Gather every line below where "July" appears.

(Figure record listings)
—————

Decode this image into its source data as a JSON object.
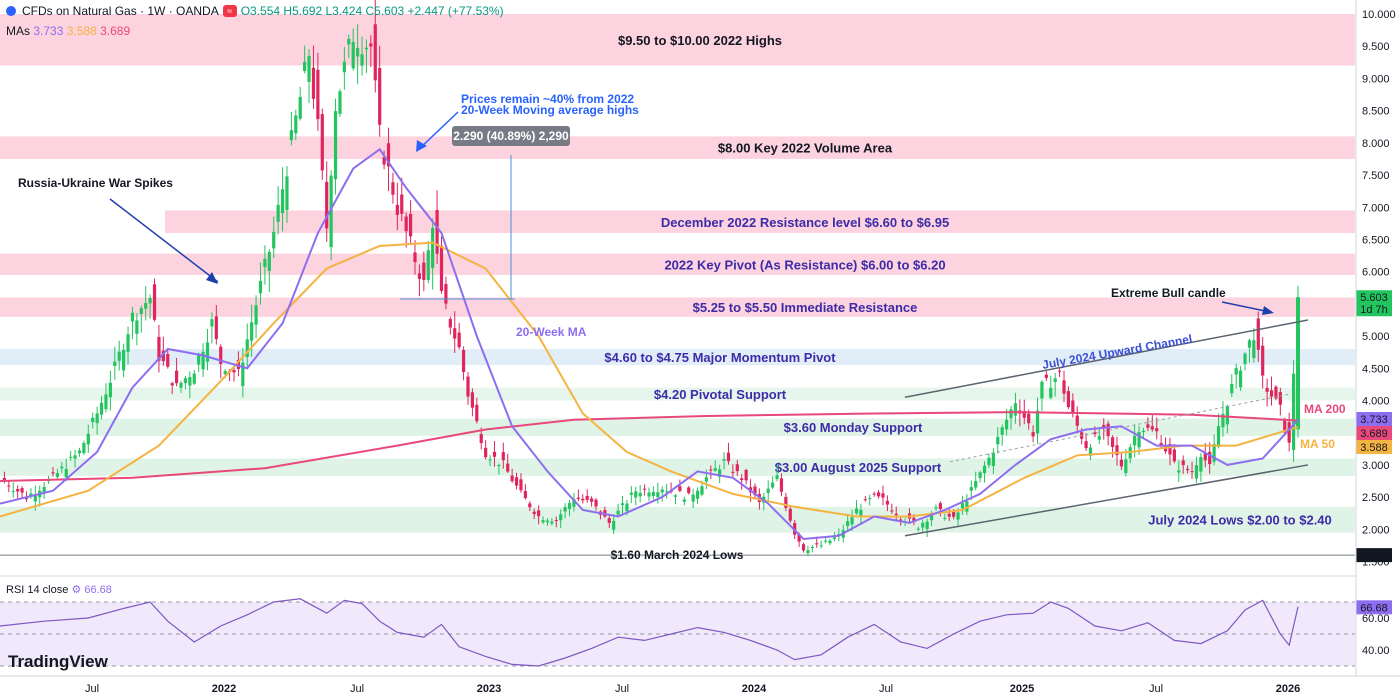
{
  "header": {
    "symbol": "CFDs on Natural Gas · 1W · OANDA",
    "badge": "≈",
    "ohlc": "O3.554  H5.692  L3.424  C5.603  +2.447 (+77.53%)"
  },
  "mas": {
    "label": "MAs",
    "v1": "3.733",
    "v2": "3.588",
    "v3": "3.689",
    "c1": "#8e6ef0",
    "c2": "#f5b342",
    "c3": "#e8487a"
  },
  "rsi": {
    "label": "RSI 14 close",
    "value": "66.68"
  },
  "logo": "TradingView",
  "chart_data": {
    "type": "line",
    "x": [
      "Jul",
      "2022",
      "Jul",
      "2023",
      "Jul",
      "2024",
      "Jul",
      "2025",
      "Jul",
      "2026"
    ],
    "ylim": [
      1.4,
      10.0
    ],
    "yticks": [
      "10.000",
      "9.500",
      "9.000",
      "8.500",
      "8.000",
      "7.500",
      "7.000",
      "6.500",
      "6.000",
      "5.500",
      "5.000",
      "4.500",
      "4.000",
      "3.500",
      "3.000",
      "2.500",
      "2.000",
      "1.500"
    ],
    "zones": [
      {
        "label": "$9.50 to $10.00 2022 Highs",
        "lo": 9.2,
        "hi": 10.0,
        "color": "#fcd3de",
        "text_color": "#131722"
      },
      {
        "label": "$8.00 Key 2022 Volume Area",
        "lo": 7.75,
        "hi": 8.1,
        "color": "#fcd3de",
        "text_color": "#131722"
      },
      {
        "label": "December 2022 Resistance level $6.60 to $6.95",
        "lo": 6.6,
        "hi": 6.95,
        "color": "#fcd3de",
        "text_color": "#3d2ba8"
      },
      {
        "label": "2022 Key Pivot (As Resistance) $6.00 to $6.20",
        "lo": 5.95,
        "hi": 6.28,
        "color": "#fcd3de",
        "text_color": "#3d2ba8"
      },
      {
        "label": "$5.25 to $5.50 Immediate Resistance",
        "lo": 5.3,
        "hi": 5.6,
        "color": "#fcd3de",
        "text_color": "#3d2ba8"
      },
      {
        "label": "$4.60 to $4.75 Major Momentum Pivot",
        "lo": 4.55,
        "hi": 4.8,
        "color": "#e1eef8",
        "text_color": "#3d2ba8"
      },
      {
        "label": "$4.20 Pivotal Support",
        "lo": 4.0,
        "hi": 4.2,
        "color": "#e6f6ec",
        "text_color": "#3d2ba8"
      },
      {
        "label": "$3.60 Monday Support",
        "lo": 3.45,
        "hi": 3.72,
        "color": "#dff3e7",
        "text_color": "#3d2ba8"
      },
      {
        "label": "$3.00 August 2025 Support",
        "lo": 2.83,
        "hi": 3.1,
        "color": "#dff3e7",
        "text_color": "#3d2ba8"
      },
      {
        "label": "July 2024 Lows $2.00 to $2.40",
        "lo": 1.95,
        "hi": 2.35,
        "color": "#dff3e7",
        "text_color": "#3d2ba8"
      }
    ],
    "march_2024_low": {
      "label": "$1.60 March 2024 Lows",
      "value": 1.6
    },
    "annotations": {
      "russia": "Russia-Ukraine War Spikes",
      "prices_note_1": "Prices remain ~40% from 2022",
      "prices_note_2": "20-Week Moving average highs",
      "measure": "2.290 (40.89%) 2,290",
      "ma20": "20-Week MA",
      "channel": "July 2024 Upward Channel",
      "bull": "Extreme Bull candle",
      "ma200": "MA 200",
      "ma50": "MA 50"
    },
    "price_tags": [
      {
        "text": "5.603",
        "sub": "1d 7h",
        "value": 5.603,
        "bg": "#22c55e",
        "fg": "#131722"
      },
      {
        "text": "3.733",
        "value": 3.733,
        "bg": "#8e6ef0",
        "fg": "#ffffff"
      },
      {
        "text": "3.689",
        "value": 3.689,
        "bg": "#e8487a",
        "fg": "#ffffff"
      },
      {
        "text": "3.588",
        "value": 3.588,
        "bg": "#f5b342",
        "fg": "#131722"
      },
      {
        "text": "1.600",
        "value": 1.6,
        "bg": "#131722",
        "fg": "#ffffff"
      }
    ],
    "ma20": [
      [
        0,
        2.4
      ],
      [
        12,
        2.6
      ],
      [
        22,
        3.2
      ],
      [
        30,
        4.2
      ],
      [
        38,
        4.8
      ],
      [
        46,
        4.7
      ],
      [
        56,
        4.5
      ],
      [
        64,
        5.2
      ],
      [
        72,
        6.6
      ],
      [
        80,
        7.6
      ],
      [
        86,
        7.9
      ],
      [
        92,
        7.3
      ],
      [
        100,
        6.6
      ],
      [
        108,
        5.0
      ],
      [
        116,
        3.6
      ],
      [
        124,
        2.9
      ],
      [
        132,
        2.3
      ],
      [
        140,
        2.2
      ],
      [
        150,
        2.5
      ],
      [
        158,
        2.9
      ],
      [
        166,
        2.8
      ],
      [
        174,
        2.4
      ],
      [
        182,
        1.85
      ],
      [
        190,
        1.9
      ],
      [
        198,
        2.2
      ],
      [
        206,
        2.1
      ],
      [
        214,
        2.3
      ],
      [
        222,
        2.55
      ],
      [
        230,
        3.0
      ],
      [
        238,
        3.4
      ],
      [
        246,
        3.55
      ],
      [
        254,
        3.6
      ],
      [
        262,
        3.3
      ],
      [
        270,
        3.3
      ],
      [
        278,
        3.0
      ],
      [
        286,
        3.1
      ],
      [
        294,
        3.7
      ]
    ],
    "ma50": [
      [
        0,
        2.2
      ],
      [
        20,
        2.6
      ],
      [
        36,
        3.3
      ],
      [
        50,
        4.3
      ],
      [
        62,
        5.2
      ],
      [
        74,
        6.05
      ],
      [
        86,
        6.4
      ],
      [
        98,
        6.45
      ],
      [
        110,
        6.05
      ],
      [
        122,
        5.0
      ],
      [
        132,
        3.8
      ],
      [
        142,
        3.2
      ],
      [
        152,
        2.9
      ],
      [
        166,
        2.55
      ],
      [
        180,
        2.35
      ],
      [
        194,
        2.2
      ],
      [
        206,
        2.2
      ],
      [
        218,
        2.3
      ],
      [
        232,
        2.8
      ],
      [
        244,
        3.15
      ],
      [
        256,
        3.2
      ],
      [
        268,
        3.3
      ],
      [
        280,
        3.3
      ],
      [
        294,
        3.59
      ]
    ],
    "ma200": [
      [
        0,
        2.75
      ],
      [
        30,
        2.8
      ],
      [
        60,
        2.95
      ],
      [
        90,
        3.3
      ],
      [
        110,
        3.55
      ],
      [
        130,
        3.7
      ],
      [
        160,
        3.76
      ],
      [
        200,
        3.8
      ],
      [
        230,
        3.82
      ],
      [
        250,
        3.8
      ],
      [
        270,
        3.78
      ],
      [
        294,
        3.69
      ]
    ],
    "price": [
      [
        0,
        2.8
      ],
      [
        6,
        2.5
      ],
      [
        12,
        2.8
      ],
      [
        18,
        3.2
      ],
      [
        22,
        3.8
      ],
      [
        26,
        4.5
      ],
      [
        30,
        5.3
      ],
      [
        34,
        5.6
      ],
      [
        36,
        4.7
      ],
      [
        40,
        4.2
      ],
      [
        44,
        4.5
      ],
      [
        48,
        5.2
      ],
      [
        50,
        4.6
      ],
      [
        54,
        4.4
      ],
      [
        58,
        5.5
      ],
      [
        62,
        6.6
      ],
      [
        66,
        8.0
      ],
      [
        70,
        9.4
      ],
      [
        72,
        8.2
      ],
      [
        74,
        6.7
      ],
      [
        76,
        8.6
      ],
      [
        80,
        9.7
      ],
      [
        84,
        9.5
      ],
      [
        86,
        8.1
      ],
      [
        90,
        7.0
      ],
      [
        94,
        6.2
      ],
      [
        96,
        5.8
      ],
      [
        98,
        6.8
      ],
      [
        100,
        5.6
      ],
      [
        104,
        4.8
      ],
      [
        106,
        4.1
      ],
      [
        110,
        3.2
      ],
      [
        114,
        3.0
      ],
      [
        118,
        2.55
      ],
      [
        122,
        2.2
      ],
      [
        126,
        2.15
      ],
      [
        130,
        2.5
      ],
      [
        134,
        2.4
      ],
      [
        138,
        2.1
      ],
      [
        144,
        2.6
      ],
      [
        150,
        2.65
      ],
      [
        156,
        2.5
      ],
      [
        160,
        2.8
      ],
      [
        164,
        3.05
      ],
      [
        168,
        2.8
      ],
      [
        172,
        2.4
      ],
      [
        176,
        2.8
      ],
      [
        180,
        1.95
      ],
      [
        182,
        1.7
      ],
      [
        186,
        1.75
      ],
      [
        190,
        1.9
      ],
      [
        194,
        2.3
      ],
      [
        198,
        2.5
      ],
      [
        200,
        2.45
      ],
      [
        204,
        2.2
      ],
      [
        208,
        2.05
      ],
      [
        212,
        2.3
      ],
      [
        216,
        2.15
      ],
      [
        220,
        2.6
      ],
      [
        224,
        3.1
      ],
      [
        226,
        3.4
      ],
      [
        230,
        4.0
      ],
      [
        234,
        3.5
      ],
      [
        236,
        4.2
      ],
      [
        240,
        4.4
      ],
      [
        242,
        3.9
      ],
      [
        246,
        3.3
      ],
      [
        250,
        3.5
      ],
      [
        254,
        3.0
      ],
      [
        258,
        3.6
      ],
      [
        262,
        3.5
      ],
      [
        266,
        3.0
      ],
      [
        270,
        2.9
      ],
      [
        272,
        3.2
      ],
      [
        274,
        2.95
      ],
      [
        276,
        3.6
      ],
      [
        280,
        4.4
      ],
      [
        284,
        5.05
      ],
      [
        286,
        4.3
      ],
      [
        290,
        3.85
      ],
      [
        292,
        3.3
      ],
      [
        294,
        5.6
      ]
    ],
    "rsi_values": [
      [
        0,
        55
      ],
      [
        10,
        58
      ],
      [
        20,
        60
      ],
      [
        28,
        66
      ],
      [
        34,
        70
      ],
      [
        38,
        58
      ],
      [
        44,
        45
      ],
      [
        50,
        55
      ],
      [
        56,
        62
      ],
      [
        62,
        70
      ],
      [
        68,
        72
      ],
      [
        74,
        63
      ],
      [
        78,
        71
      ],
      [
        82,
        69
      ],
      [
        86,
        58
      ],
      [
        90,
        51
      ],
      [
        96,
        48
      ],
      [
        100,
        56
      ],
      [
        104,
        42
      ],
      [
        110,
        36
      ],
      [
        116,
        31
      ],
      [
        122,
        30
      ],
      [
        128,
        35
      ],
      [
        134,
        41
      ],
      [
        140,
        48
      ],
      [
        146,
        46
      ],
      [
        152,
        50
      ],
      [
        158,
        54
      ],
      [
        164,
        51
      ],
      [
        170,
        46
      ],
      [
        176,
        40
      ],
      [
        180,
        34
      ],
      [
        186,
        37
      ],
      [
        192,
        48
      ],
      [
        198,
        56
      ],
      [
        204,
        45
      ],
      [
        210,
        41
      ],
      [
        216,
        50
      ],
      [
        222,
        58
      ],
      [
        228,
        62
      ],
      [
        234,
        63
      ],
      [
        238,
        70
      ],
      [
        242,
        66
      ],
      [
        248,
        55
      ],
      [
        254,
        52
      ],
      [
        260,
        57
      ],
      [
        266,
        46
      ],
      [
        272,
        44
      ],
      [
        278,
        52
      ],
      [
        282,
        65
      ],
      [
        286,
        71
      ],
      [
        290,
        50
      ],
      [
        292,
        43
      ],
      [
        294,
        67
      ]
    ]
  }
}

—————

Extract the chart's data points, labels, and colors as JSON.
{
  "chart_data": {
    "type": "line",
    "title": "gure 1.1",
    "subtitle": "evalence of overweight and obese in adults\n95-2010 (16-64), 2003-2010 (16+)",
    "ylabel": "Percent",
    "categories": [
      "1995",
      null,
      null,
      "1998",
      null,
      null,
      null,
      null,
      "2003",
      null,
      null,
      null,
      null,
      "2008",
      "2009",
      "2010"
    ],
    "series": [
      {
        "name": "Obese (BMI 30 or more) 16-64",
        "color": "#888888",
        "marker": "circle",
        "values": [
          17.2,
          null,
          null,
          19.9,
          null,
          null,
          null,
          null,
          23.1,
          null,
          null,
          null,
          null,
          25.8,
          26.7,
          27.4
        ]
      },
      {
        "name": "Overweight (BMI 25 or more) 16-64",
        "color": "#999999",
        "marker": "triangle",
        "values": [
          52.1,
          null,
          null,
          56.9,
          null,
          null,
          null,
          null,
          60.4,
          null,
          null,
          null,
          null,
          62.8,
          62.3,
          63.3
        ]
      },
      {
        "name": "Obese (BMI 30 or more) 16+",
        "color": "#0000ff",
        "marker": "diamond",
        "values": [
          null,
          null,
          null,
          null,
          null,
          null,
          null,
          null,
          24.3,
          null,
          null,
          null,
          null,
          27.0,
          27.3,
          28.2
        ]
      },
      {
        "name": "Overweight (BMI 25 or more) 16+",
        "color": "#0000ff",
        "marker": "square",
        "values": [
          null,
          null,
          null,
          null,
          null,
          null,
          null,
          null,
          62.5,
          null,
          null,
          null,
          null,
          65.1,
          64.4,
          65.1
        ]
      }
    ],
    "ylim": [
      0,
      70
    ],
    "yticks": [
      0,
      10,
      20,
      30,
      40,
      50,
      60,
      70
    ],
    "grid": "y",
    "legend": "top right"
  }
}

—————

**Full solution**
        "label": "July 2024 Lows $2.00 to $2.40",
      "channel": "July 2024 Upward Channel",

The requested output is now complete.